→ THE INPUT:
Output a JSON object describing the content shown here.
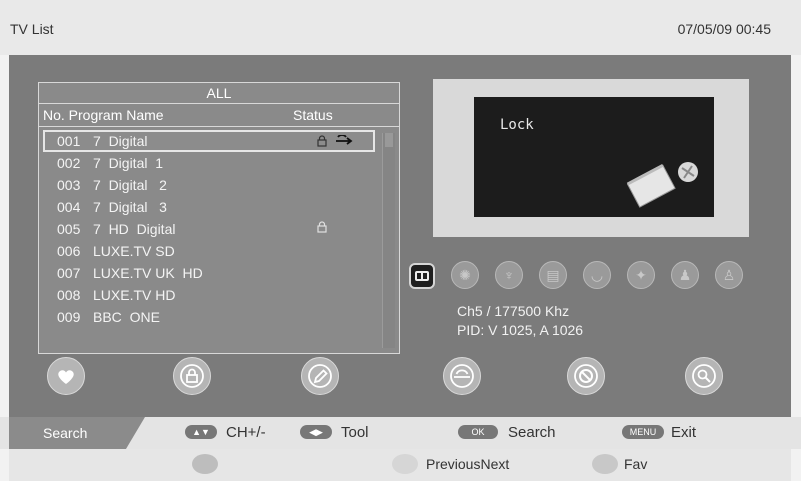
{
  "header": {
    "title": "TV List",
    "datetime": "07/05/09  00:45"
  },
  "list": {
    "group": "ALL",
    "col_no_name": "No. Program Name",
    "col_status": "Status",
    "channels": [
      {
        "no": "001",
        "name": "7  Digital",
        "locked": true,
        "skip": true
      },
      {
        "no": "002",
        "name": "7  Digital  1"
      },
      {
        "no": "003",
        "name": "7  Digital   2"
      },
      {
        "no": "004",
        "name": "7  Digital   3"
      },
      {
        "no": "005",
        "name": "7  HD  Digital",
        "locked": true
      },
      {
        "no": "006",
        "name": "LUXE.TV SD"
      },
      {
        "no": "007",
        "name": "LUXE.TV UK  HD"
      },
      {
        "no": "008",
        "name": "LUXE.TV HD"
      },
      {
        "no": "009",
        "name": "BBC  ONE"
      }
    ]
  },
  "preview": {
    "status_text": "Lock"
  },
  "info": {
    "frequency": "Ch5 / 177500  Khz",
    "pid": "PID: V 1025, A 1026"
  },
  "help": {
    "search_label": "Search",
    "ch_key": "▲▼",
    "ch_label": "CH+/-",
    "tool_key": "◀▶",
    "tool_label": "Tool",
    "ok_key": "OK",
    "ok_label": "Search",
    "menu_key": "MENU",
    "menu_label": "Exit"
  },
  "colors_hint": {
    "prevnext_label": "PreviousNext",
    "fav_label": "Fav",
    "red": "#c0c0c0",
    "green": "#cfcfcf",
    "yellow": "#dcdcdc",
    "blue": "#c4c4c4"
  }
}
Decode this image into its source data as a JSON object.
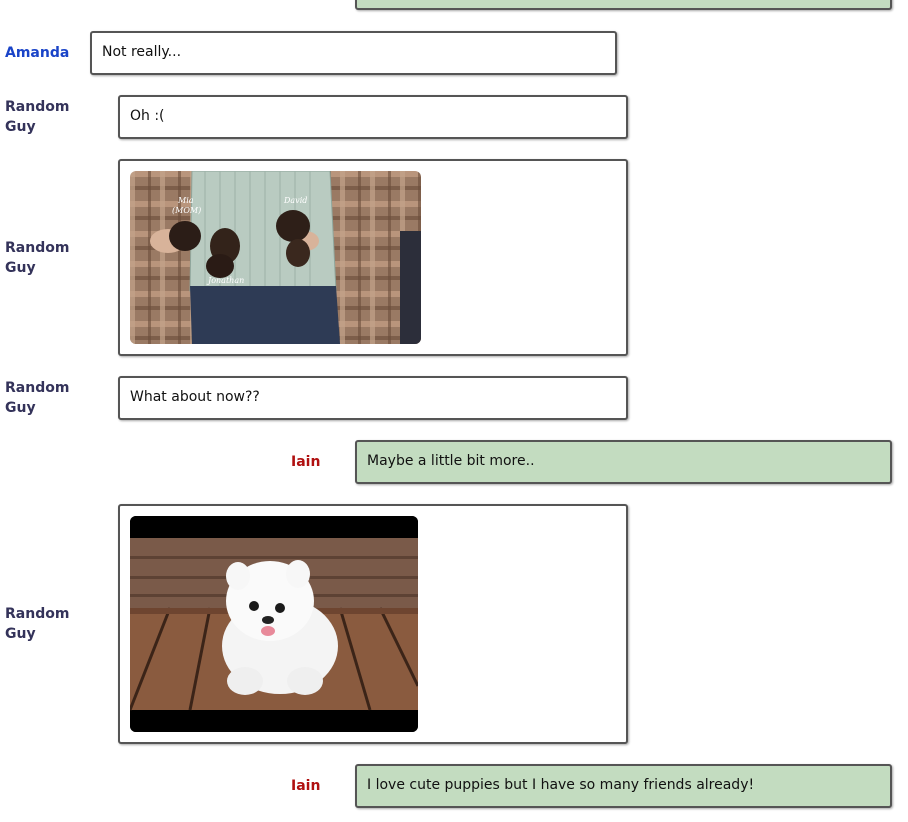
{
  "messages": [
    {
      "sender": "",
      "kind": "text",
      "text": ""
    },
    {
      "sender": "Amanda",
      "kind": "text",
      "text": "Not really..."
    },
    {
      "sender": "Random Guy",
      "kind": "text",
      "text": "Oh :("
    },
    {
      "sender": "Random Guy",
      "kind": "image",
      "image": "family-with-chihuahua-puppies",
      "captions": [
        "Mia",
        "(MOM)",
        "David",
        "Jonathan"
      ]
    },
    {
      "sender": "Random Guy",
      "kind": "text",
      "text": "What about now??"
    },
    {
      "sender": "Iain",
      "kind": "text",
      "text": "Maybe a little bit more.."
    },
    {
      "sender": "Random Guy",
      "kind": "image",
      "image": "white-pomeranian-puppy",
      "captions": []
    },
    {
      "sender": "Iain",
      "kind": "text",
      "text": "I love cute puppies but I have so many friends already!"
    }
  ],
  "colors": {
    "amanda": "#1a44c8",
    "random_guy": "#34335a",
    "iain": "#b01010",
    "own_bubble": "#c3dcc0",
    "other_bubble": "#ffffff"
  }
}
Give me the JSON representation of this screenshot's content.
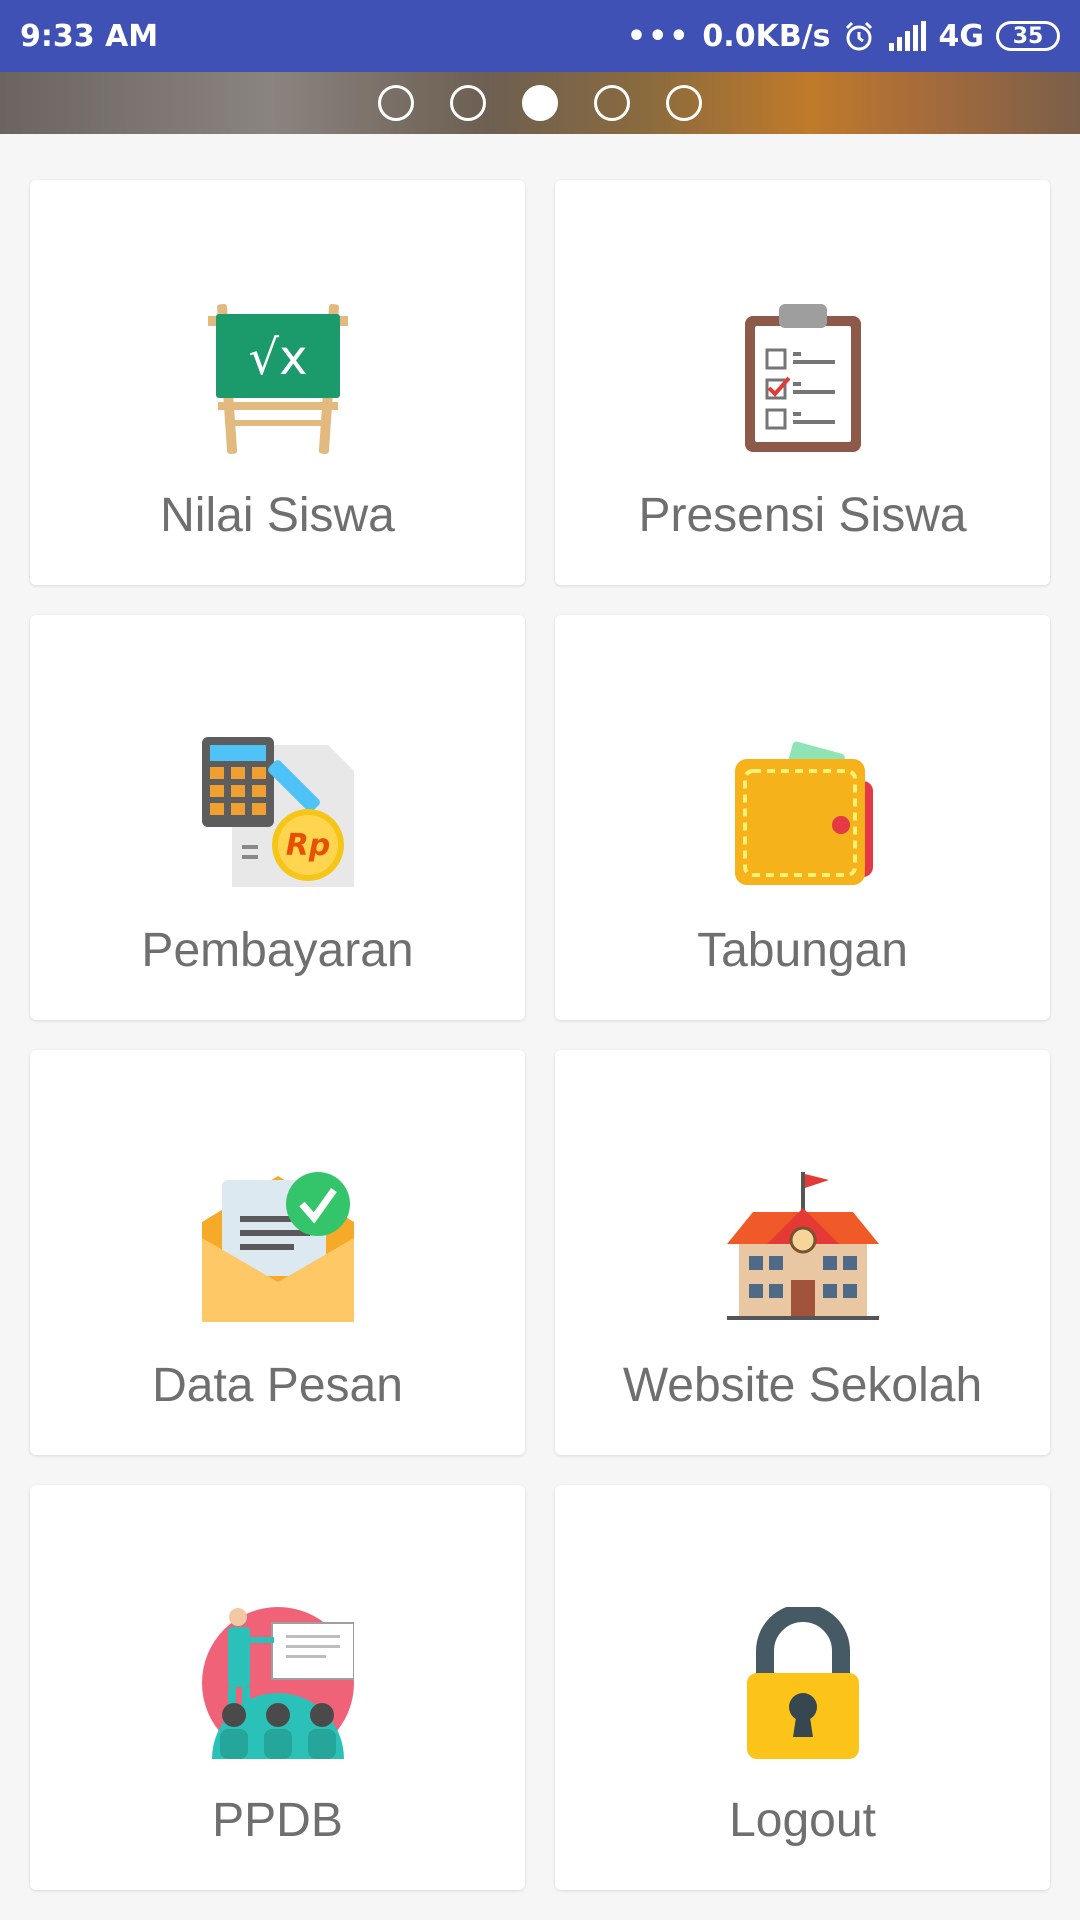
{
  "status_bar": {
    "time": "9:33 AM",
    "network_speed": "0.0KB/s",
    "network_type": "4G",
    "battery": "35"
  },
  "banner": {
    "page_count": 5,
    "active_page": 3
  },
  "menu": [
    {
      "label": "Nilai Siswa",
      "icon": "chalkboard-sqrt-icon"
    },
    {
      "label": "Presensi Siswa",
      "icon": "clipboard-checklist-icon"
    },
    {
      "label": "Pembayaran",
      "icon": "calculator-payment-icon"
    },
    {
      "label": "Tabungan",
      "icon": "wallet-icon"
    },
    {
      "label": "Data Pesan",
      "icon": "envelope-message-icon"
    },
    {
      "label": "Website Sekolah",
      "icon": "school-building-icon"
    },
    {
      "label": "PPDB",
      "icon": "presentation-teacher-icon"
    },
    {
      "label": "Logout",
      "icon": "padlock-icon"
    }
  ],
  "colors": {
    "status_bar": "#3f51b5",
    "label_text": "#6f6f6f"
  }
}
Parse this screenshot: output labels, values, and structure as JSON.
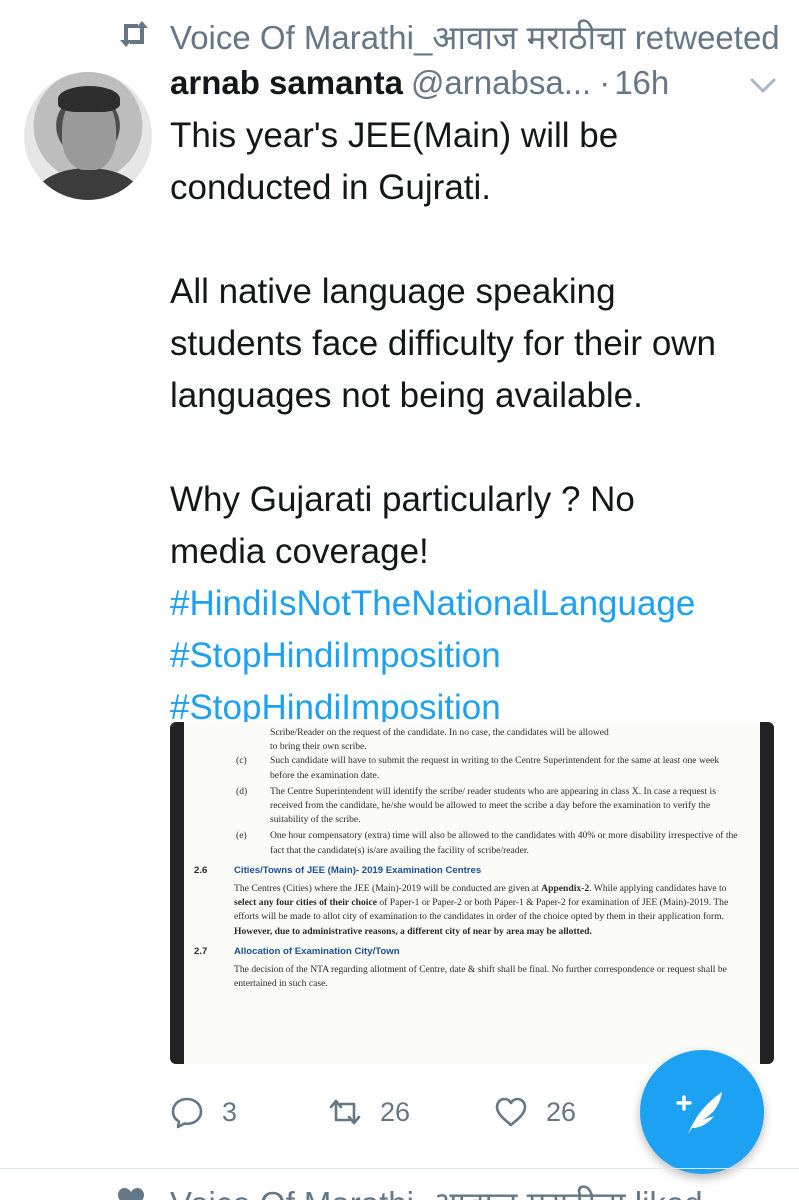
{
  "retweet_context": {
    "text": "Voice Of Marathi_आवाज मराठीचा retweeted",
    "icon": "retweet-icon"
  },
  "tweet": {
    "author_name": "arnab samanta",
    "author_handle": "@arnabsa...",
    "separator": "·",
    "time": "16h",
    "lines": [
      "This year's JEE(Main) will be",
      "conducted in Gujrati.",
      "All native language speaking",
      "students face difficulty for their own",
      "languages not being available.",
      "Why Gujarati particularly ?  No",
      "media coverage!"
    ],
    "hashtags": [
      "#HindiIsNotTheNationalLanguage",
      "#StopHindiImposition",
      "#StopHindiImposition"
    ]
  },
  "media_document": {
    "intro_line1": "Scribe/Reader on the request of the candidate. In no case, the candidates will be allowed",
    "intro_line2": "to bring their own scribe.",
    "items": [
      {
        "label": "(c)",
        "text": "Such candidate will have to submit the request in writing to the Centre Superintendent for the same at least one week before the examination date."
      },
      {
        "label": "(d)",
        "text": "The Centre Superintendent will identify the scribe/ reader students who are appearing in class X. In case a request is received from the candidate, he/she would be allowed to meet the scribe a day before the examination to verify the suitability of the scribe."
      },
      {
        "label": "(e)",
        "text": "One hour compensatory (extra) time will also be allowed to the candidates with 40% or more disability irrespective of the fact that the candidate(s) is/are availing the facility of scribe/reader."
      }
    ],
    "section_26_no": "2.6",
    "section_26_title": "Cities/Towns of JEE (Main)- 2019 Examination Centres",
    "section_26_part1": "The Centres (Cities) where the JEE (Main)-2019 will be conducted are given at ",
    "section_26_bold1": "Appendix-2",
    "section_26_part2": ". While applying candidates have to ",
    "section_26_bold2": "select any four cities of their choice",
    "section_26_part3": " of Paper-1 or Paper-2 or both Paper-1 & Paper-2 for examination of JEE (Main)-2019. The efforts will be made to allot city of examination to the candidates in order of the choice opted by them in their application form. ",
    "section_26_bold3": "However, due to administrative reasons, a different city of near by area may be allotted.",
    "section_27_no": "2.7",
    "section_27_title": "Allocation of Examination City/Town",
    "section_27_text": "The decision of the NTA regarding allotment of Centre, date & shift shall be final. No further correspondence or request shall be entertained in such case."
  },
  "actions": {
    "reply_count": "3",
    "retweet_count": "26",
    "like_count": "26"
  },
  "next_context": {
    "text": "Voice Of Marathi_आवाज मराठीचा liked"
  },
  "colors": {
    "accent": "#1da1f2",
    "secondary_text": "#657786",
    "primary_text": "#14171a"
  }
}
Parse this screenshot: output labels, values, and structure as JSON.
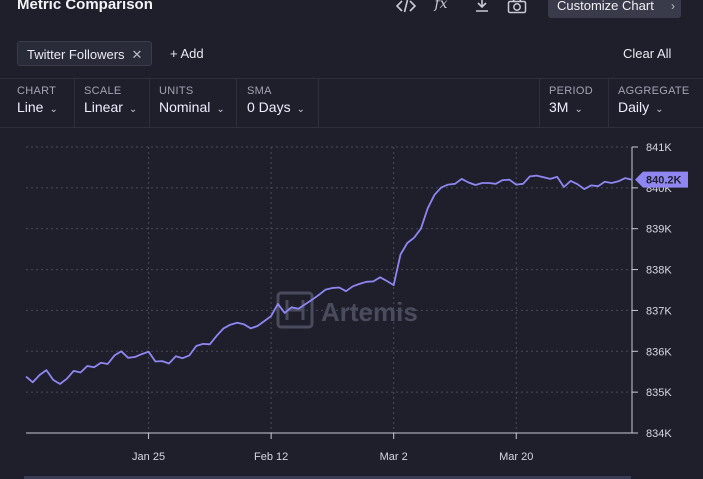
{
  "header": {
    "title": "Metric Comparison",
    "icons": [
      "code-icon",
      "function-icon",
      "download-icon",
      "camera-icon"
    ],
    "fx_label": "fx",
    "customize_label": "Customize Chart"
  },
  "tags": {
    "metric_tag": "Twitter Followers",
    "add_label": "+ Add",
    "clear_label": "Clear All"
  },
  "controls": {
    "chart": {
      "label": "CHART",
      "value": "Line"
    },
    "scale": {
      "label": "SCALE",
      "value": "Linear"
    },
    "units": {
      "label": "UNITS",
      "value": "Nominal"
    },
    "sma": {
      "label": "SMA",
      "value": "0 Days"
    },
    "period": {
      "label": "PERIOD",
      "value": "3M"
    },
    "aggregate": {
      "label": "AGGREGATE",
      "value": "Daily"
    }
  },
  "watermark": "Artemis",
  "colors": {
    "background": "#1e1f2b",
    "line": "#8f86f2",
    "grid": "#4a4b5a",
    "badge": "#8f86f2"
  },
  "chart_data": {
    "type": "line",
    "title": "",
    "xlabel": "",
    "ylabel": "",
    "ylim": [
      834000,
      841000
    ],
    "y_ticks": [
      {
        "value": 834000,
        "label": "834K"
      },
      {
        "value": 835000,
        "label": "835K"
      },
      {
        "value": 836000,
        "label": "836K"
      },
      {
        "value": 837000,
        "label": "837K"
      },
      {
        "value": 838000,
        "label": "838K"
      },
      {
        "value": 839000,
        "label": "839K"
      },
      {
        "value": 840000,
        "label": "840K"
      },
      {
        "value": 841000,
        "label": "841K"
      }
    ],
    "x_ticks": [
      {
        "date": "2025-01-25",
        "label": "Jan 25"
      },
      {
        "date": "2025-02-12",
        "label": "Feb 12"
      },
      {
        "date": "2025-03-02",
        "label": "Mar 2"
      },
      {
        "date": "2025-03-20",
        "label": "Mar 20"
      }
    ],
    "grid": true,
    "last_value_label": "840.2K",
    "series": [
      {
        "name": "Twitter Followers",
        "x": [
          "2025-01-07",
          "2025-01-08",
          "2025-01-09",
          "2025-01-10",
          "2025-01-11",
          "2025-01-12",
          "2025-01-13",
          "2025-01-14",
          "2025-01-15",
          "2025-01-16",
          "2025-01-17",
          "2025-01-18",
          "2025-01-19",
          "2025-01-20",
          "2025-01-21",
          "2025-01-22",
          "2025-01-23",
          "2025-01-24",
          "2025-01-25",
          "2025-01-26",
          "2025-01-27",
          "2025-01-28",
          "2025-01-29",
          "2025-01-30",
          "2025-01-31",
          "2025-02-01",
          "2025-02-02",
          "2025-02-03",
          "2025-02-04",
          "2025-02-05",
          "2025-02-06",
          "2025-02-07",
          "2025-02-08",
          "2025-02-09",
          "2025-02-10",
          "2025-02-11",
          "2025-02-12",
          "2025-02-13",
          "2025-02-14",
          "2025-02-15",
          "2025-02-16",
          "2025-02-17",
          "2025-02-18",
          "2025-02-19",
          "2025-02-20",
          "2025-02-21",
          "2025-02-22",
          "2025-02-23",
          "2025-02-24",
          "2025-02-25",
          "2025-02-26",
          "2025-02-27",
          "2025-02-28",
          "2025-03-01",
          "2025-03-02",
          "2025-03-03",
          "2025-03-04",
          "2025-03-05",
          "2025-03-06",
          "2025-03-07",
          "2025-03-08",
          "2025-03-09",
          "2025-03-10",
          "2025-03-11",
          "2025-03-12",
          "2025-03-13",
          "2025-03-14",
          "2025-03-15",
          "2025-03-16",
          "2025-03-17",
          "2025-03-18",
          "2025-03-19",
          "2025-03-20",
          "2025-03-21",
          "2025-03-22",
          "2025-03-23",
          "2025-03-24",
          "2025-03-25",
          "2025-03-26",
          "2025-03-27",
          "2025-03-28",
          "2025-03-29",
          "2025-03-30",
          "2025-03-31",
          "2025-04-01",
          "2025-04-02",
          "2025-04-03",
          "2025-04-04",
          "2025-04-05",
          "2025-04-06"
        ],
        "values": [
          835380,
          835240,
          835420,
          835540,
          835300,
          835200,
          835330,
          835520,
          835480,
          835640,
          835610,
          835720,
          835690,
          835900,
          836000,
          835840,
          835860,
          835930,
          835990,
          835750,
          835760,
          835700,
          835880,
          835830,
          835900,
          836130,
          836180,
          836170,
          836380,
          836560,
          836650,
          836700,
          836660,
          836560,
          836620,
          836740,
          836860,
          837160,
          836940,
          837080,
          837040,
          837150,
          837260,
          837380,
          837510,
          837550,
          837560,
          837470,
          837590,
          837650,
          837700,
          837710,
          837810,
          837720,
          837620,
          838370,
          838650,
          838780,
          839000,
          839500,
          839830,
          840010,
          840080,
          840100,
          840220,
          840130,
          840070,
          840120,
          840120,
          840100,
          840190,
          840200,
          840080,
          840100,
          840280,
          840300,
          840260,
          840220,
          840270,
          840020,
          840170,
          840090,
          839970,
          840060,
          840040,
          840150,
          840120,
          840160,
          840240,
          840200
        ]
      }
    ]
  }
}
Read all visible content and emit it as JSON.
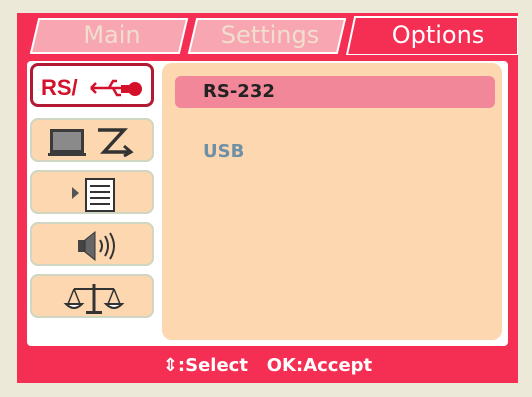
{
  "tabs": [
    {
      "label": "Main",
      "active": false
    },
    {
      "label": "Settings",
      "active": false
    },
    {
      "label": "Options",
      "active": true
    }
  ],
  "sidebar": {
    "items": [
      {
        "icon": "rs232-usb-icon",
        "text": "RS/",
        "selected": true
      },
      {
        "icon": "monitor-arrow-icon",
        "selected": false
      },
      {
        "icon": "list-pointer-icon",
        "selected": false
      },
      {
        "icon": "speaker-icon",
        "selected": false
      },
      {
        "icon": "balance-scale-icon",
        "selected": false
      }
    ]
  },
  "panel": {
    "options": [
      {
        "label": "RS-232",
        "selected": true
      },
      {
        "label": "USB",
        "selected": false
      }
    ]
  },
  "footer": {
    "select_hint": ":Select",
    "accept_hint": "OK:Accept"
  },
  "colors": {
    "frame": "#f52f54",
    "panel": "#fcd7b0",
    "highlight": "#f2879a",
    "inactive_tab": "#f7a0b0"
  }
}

→ STATED PROBLEM: Pick out and copy the lines of the material that include the word "image".

→ THE REPLY:
Decode this image into its source data as a JSON object.
      "kind": "image",
      "image": "family-with-chihuahua-puppies",
      "kind": "image",
      "image": "white-pomeranian-puppy",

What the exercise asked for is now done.